— start of Raw records —

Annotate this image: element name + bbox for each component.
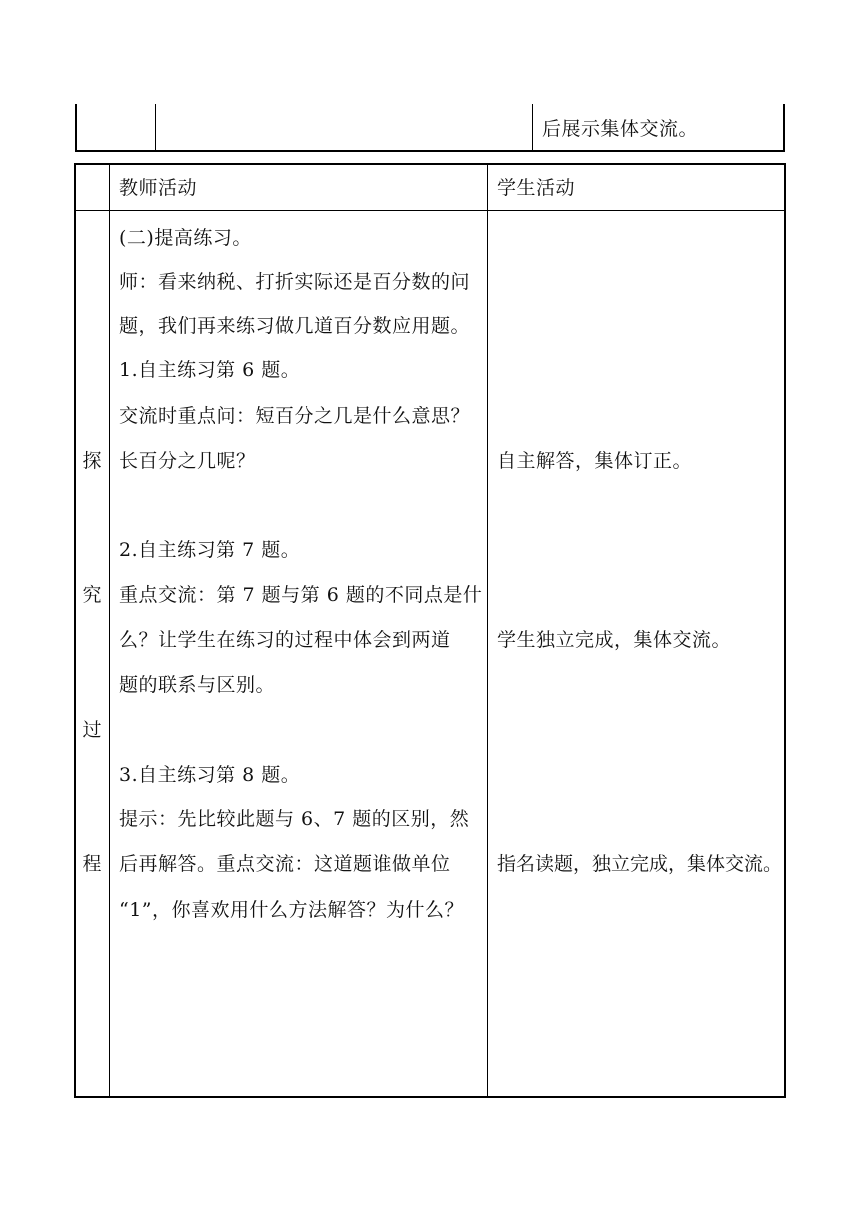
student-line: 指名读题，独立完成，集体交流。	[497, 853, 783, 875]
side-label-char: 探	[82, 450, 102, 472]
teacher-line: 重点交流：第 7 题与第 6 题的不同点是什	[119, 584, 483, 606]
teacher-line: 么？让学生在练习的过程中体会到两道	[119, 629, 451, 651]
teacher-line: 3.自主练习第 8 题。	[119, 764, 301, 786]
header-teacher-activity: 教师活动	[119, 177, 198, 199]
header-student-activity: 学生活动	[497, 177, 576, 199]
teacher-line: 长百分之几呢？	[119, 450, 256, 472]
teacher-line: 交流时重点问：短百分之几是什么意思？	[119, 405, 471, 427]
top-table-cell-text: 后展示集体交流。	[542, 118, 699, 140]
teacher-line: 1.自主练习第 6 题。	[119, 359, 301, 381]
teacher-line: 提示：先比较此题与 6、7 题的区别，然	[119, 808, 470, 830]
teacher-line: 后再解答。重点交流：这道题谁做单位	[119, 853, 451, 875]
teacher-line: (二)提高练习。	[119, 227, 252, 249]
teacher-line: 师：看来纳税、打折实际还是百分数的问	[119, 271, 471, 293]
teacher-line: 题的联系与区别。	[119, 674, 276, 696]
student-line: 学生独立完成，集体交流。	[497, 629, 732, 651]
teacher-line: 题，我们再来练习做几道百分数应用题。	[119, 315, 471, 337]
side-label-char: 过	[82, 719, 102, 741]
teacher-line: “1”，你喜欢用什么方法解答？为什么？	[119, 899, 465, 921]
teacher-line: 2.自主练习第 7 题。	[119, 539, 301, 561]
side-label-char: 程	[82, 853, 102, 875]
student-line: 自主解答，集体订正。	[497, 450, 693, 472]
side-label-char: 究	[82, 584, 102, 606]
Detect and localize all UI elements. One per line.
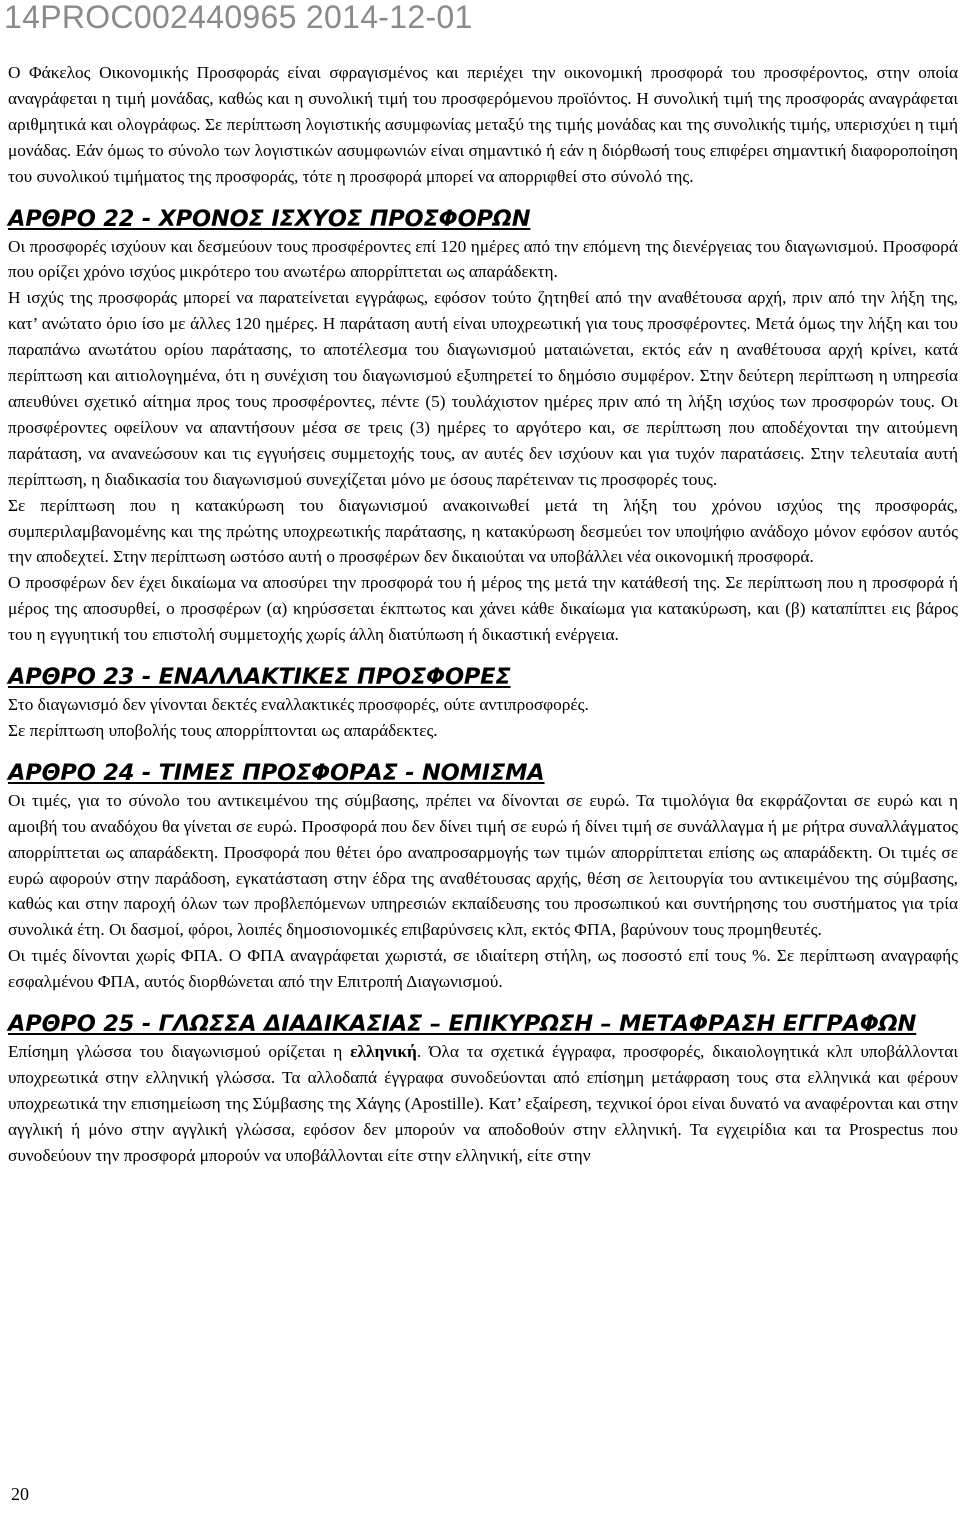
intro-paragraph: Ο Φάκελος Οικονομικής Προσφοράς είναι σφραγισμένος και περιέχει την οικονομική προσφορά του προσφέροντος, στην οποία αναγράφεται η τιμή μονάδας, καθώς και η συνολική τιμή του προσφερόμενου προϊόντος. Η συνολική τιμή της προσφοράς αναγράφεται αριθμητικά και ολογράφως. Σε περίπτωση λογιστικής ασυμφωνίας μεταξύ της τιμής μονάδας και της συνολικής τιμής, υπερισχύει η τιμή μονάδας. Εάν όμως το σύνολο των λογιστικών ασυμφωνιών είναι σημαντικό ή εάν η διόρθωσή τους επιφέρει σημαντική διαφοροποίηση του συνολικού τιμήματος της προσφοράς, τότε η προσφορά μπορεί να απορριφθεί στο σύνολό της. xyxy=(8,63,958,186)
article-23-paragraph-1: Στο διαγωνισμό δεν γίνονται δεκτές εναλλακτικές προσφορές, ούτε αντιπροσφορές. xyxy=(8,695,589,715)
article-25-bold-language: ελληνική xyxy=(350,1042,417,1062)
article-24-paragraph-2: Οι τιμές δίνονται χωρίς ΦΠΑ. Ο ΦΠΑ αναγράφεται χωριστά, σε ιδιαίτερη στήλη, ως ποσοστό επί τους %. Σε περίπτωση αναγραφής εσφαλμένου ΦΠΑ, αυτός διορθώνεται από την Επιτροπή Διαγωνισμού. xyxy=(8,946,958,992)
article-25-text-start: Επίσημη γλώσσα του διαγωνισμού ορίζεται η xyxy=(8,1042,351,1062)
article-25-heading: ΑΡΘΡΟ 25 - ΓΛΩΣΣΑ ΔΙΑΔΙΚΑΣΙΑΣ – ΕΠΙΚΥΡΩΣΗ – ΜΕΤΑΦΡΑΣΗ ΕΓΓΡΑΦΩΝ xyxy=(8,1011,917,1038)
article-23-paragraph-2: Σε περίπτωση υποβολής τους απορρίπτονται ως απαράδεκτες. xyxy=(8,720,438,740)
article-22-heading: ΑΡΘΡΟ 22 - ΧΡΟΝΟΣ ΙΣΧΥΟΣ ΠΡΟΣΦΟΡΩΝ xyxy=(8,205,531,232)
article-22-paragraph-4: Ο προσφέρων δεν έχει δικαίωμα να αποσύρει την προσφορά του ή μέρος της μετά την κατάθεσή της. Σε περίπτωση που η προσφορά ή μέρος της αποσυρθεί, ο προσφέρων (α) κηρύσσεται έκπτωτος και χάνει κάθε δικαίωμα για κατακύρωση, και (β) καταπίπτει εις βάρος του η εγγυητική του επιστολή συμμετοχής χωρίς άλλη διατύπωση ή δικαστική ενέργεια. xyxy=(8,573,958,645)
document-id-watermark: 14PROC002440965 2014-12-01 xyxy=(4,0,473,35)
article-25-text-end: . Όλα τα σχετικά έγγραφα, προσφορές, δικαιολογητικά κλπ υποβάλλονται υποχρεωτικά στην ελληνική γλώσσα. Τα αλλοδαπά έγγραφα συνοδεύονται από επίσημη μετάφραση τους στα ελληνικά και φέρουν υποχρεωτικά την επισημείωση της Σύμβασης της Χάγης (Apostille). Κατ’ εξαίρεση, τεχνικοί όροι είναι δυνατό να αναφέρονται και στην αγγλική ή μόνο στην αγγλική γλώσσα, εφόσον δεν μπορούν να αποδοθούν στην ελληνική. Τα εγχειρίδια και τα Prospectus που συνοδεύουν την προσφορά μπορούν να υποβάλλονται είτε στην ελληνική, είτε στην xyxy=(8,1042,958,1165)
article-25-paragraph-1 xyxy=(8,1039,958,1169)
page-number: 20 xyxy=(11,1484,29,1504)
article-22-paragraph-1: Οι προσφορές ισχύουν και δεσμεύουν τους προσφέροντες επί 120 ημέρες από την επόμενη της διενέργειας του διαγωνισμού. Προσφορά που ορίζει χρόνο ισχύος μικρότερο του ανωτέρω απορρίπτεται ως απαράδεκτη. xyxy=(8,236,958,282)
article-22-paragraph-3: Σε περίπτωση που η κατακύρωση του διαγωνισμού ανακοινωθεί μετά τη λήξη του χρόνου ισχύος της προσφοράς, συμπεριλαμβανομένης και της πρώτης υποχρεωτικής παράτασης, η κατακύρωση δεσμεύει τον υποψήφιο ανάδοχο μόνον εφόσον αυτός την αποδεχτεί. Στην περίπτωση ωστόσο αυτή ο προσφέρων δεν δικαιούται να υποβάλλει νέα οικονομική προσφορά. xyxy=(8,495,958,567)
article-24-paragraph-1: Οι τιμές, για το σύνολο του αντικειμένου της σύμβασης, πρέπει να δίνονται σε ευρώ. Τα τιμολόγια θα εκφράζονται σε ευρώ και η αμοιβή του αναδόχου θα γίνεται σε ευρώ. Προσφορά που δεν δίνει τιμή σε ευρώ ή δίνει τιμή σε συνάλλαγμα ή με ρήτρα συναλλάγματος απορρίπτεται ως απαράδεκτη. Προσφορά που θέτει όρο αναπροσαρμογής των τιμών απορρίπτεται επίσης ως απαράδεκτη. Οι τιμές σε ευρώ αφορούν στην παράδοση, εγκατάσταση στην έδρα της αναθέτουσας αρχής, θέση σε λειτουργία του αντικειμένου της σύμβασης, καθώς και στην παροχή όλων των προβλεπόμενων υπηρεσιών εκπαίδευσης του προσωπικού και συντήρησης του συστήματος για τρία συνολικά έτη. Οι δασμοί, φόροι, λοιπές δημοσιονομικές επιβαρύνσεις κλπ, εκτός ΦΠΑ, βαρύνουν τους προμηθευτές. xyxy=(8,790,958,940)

— end of Raw records —

» Aim:
Extract every line of the items above that contains the word "προσφέρων", and copy each such line in full.

» Full solution:
article-22-paragraph-4: Ο προσφέρων δεν έχει δικαίωμα να αποσύρει την προσφορά του ή μέρος της μετά την κατάθεσή της. Σε περίπτωση που η προσφορά ή μέρος της αποσυρθεί, ο προσφέρων (α) κηρύσσεται έκπτωτος και χάνει κάθε δικαίωμα για κατακύρωση, και (β) καταπίπτει εις βάρος του η εγγυητική του επιστολή συμμετοχής χωρίς άλλη διατύπωση ή δικαστική ενέργεια. xyxy=(8,573,958,645)
article-22-paragraph-3: Σε περίπτωση που η κατακύρωση του διαγωνισμού ανακοινωθεί μετά τη λήξη του χρόνου ισχύος της προσφοράς, συμπεριλαμβανομένης και της πρώτης υποχρεωτικής παράτασης, η κατακύρωση δεσμεύει τον υποψήφιο ανάδοχο μόνον εφόσον αυτός την αποδεχτεί. Στην περίπτωση ωστόσο αυτή ο προσφέρων δεν δικαιούται να υποβάλλει νέα οικονομική προσφορά. xyxy=(8,495,958,567)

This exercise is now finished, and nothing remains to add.